» Instructions for the task
Transcribe the data that follows precisely, omitting nothing.
+++ Records for processing +++
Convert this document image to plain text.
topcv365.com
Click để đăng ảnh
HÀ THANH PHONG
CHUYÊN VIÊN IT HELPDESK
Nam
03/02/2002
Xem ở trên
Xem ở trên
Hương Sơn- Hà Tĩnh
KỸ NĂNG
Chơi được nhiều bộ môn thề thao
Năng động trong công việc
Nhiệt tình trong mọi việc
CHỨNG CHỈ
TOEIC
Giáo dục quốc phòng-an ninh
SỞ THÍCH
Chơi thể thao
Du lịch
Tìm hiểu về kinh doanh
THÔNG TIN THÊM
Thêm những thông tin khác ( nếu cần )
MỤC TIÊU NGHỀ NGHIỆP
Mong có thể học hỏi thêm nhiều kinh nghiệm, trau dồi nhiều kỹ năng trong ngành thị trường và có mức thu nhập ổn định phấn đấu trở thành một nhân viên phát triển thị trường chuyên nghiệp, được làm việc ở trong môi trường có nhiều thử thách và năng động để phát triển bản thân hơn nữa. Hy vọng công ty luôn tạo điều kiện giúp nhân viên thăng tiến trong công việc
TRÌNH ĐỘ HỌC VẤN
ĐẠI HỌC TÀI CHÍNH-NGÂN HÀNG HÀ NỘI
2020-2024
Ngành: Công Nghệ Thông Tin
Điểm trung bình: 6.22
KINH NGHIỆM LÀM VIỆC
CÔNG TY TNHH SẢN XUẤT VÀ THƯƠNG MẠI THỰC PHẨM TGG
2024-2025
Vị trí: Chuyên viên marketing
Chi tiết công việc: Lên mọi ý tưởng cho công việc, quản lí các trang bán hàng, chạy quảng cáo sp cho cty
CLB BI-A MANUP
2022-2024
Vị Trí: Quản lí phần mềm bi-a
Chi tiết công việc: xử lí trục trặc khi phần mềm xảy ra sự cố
+++
» Task answer
Convert this document image to plain text.
topcv365.com
Click để đăng ảnh
HÀ THANH PHONG
CHUYÊN VIÊN IT HELPDESK
Nam
03/02/2002
Xem ở trên
Xem ở trên
Hương Sơn- Hà Tĩnh
KỸ NĂNG
Chơi được nhiều bộ môn thề thao
Năng động trong công việc
Nhiệt tình trong mọi việc
CHỨNG CHỈ
TOEIC
Giáo dục quốc phòng-an ninh
SỞ THÍCH
Chơi thể thao
Du lịch
Tìm hiểu về kinh doanh
THÔNG TIN THÊM
Thêm những thông tin khác ( nếu cần )
MỤC TIÊU NGHỀ NGHIỆP
Mong có thể học hỏi thêm nhiều kinh nghiệm, trau dồi nhiều kỹ năng trong ngành thị trường và có mức thu nhập ổn định phấn đấu trở thành một nhân viên phát triển thị trường chuyên nghiệp, được làm việc ở trong môi trường có nhiều thử thách và năng động để phát triển bản thân hơn nữa. Hy vọng công ty luôn tạo điều kiện giúp nhân viên thăng tiến trong công việc
TRÌNH ĐỘ HỌC VẤN
ĐẠI HỌC TÀI CHÍNH-NGÂN HÀNG HÀ NỘI
2020-2024
Ngành: Công Nghệ Thông Tin
Điểm trung bình: 6.22
KINH NGHIỆM LÀM VIỆC
CÔNG TY TNHH SẢN XUẤT VÀ THƯƠNG MẠI THỰC PHẨM TGG
2024-2025
Vị trí: Chuyên viên marketing
Chi tiết công việc: Lên mọi ý tưởng cho công việc, quản lí các trang bán hàng, chạy quảng cáo sp cho cty
CLB BI-A MANUP
2022-2024
Vị Trí: Quản lí phần mềm bi-a
Chi tiết công việc: xử lí trục trặc khi phần mềm xảy ra sự cố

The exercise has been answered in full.